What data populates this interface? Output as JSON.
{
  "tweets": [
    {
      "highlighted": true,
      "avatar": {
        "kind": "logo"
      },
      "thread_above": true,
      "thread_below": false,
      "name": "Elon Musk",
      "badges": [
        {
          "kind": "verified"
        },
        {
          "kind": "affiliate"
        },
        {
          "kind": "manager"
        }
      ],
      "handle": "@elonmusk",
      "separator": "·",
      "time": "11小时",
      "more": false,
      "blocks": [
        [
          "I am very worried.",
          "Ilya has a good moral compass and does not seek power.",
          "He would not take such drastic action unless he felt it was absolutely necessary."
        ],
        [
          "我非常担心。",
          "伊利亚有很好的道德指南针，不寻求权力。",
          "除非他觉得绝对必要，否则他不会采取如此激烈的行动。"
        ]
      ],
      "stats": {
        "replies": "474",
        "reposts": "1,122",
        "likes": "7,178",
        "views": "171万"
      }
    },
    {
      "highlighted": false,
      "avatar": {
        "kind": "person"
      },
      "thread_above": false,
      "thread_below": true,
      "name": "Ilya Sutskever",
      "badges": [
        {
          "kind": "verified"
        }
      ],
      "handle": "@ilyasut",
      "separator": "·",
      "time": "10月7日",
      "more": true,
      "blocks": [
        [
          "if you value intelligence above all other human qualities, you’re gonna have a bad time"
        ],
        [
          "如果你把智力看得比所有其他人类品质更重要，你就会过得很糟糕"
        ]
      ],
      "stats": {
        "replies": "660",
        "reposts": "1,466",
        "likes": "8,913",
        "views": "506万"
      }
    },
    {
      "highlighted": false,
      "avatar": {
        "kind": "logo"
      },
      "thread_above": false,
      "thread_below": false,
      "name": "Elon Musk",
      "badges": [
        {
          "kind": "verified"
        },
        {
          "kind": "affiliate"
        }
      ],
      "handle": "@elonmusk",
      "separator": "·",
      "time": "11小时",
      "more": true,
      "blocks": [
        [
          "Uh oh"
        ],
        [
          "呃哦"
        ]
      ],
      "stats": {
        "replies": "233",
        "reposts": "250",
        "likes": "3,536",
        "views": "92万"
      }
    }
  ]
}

• What you should do: Read through the lines above and collect those that contain the string "replies".

• Task result:
        "replies": "474",
        "replies": "660",
        "replies": "233",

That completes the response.